> _TO DO_
Skip the pictures and quote all of the lines exactly.

------ DATA FOR THE TASK

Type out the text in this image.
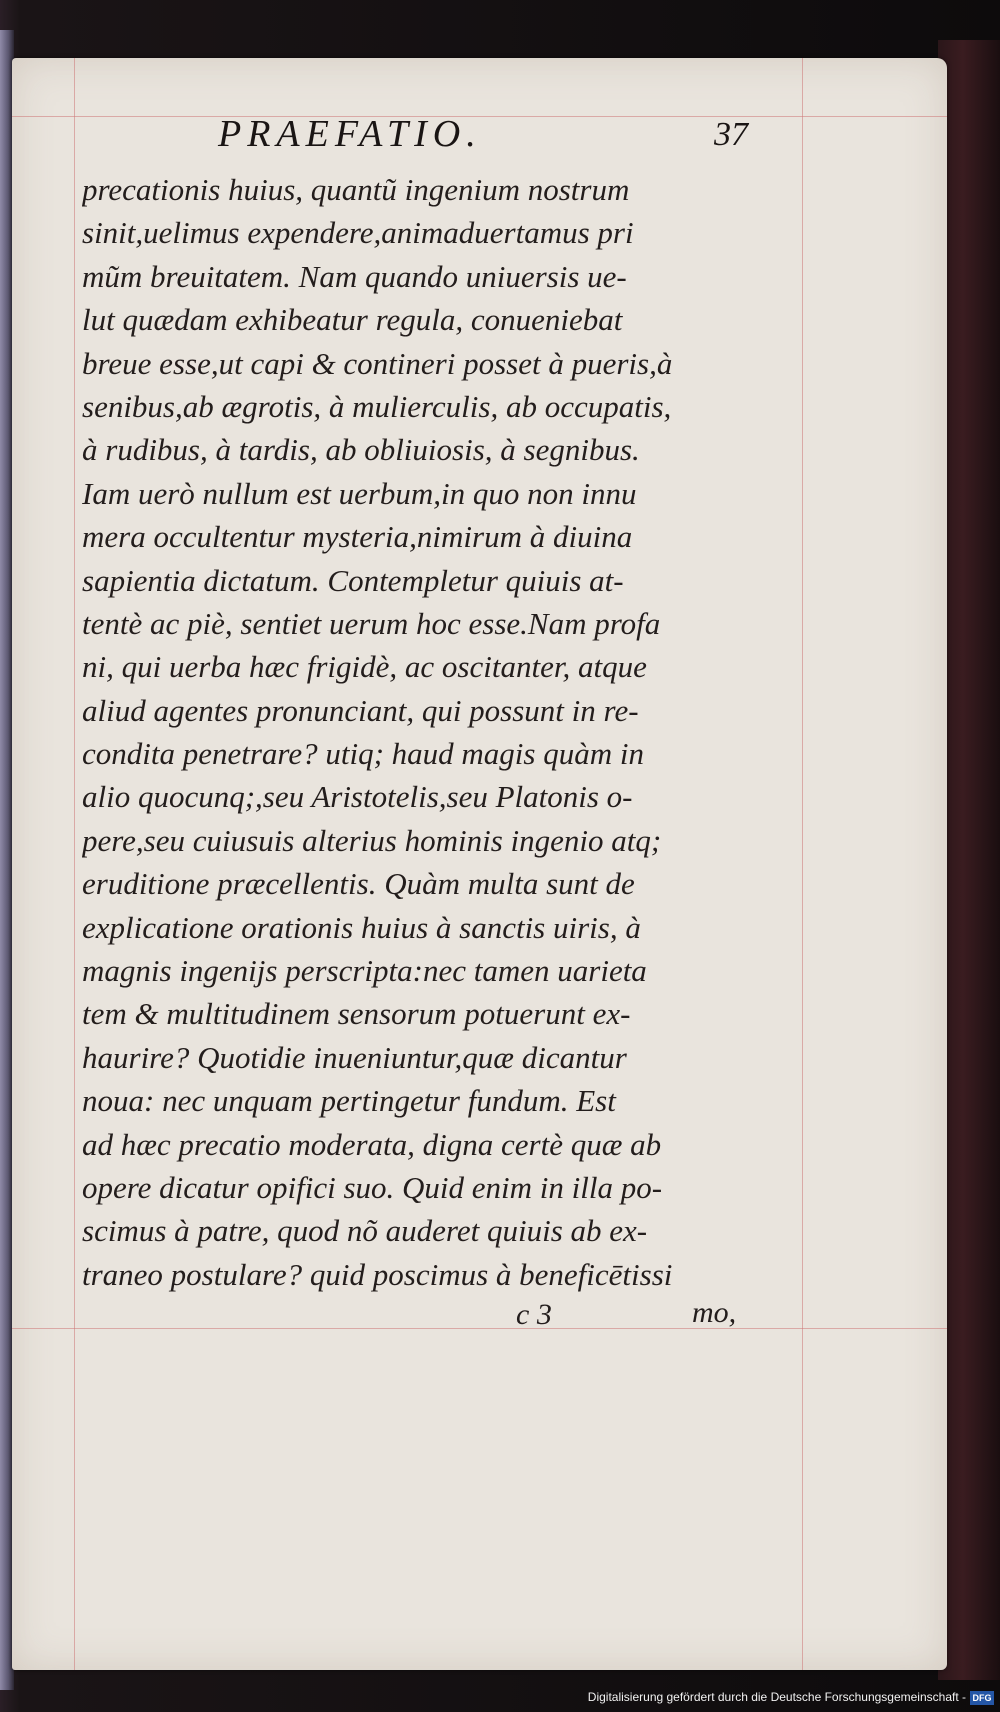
PRAEFATIO.	37
precationis huius, quantũ ingenium nostrum
sinit,uelimus expendere,animaduertamus pri
mũm breuitatem. Nam quando uniuersis ue-
lut quædam exhibeatur regula, conueniebat
breue esse,ut capi & contineri posset à pueris,à
senibus,ab ægrotis, à mulierculis, ab occupatis,
à rudibus, à tardis, ab obliuiosis, à segnibus.
Iam uerò nullum est uerbum,in quo non innu
mera occultentur mysteria,nimirum à diuina
sapientia dictatum. Contempletur quiuis at-
tentè ac piè, sentiet uerum hoc esse.Nam profa
ni, qui uerba hæc frigidè, ac oscitanter, atque
aliud agentes pronunciant, qui possunt in re-
condita penetrare? utiq; haud magis quàm in
alio quocunq;,seu Aristotelis,seu Platonis o-
pere,seu cuiusuis alterius hominis ingenio atq;
eruditione præcellentis. Quàm multa sunt de
explicatione orationis huius à sanctis uiris, à
magnis ingenijs perscripta:nec tamen uarieta
tem & multitudinem sensorum potuerunt ex-
haurire? Quotidie inueniuntur,quæ dicantur
noua: nec unquam pertingetur fundum. Est
ad hæc precatio moderata, digna certè quæ ab
opere dicatur opifici suo. Quid enim in illa po-
scimus à patre, quod nõ auderet quiuis ab ex-
traneo postulare? quid poscimus à beneficētissi
c 3	mo,
Digitalisierung gefördert durch die Deutsche Forschungsgemeinschaft - DFG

------------

> _RESULT_
Type out the text in this image.
PRAEFATIO.	37
precationis huius, quantũ ingenium nostrum
sinit,uelimus expendere,animaduertamus pri
mũm breuitatem. Nam quando uniuersis ue-
lut quædam exhibeatur regula, conueniebat
breue esse,ut capi & contineri posset à pueris,à
senibus,ab ægrotis, à mulierculis, ab occupatis,
à rudibus, à tardis, ab obliuiosis, à segnibus.
Iam uerò nullum est uerbum,in quo non innu
mera occultentur mysteria,nimirum à diuina
sapientia dictatum. Contempletur quiuis at-
tentè ac piè, sentiet uerum hoc esse.Nam profa
ni, qui uerba hæc frigidè, ac oscitanter, atque
aliud agentes pronunciant, qui possunt in re-
condita penetrare? utiq; haud magis quàm in
alio quocunq;,seu Aristotelis,seu Platonis o-
pere,seu cuiusuis alterius hominis ingenio atq;
eruditione præcellentis. Quàm multa sunt de
explicatione orationis huius à sanctis uiris, à
magnis ingenijs perscripta:nec tamen uarieta
tem & multitudinem sensorum potuerunt ex-
haurire? Quotidie inueniuntur,quæ dicantur
noua: nec unquam pertingetur fundum. Est
ad hæc precatio moderata, digna certè quæ ab
opere dicatur opifici suo. Quid enim in illa po-
scimus à patre, quod nõ auderet quiuis ab ex-
traneo postulare? quid poscimus à beneficētissi
c 3	mo,
Digitalisierung gefördert durch die Deutsche Forschungsgemeinschaft - DFG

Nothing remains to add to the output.